[STATED GOAL]
Print the data that follows exactly.

[RECORDS FOR THE EXERCISE]
+ + +

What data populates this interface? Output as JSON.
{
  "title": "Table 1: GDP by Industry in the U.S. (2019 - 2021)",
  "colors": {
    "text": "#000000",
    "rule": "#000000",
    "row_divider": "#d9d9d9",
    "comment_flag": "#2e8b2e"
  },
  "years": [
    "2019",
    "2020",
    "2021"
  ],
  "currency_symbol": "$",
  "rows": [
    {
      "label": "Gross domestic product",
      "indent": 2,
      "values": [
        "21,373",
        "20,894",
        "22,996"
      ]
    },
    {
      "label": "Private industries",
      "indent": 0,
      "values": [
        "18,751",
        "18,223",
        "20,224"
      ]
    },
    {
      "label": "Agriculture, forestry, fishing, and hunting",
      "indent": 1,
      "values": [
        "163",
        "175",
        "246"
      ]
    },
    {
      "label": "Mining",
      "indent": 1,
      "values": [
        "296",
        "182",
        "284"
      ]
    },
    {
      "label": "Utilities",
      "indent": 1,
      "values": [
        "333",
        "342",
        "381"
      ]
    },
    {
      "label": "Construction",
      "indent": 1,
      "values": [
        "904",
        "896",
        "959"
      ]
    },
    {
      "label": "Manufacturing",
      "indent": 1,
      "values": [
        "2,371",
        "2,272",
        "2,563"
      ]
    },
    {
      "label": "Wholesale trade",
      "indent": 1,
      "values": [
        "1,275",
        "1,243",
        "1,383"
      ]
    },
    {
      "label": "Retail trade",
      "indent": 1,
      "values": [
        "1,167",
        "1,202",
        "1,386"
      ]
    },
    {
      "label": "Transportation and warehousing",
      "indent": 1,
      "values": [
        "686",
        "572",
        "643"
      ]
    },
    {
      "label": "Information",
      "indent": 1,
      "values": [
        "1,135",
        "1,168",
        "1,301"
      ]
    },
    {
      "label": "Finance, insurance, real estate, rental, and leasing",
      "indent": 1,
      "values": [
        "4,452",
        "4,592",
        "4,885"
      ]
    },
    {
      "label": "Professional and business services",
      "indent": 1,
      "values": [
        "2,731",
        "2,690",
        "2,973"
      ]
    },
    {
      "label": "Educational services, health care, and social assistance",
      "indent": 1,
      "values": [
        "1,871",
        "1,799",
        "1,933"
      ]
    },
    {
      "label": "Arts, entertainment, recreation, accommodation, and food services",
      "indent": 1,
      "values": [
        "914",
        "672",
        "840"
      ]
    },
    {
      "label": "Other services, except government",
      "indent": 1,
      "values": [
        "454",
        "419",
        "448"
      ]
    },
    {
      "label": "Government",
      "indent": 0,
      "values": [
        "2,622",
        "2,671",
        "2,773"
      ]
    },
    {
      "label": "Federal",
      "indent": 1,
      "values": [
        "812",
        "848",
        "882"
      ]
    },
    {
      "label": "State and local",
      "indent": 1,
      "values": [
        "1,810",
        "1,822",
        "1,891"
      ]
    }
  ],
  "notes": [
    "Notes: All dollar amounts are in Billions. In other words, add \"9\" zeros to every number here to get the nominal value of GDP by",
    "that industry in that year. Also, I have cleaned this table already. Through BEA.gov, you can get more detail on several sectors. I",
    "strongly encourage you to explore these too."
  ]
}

+ + +

[RESPONSE BELOW]
What data populates this interface? Output as JSON.
{
  "title": "Table 1: GDP by Industry in the U.S. (2019 - 2021)",
  "colors": {
    "text": "#000000",
    "rule": "#000000",
    "row_divider": "#d9d9d9",
    "comment_flag": "#2e8b2e"
  },
  "years": [
    "2019",
    "2020",
    "2021"
  ],
  "currency_symbol": "$",
  "rows": [
    {
      "label": "Gross domestic product",
      "indent": 2,
      "values": [
        "21,373",
        "20,894",
        "22,996"
      ]
    },
    {
      "label": "Private industries",
      "indent": 0,
      "values": [
        "18,751",
        "18,223",
        "20,224"
      ]
    },
    {
      "label": "Agriculture, forestry, fishing, and hunting",
      "indent": 1,
      "values": [
        "163",
        "175",
        "246"
      ]
    },
    {
      "label": "Mining",
      "indent": 1,
      "values": [
        "296",
        "182",
        "284"
      ]
    },
    {
      "label": "Utilities",
      "indent": 1,
      "values": [
        "333",
        "342",
        "381"
      ]
    },
    {
      "label": "Construction",
      "indent": 1,
      "values": [
        "904",
        "896",
        "959"
      ]
    },
    {
      "label": "Manufacturing",
      "indent": 1,
      "values": [
        "2,371",
        "2,272",
        "2,563"
      ]
    },
    {
      "label": "Wholesale trade",
      "indent": 1,
      "values": [
        "1,275",
        "1,243",
        "1,383"
      ]
    },
    {
      "label": "Retail trade",
      "indent": 1,
      "values": [
        "1,167",
        "1,202",
        "1,386"
      ]
    },
    {
      "label": "Transportation and warehousing",
      "indent": 1,
      "values": [
        "686",
        "572",
        "643"
      ]
    },
    {
      "label": "Information",
      "indent": 1,
      "values": [
        "1,135",
        "1,168",
        "1,301"
      ]
    },
    {
      "label": "Finance, insurance, real estate, rental, and leasing",
      "indent": 1,
      "values": [
        "4,452",
        "4,592",
        "4,885"
      ]
    },
    {
      "label": "Professional and business services",
      "indent": 1,
      "values": [
        "2,731",
        "2,690",
        "2,973"
      ]
    },
    {
      "label": "Educational services, health care, and social assistance",
      "indent": 1,
      "values": [
        "1,871",
        "1,799",
        "1,933"
      ]
    },
    {
      "label": "Arts, entertainment, recreation, accommodation, and food services",
      "indent": 1,
      "values": [
        "914",
        "672",
        "840"
      ]
    },
    {
      "label": "Other services, except government",
      "indent": 1,
      "values": [
        "454",
        "419",
        "448"
      ]
    },
    {
      "label": "Government",
      "indent": 0,
      "values": [
        "2,622",
        "2,671",
        "2,773"
      ]
    },
    {
      "label": "Federal",
      "indent": 1,
      "values": [
        "812",
        "848",
        "882"
      ]
    },
    {
      "label": "State and local",
      "indent": 1,
      "values": [
        "1,810",
        "1,822",
        "1,891"
      ]
    }
  ],
  "notes": [
    "Notes: All dollar amounts are in Billions. In other words, add \"9\" zeros to every number here to get the nominal value of GDP by",
    "that industry in that year. Also, I have cleaned this table already. Through BEA.gov, you can get more detail on several sectors. I",
    "strongly encourage you to explore these too."
  ]
}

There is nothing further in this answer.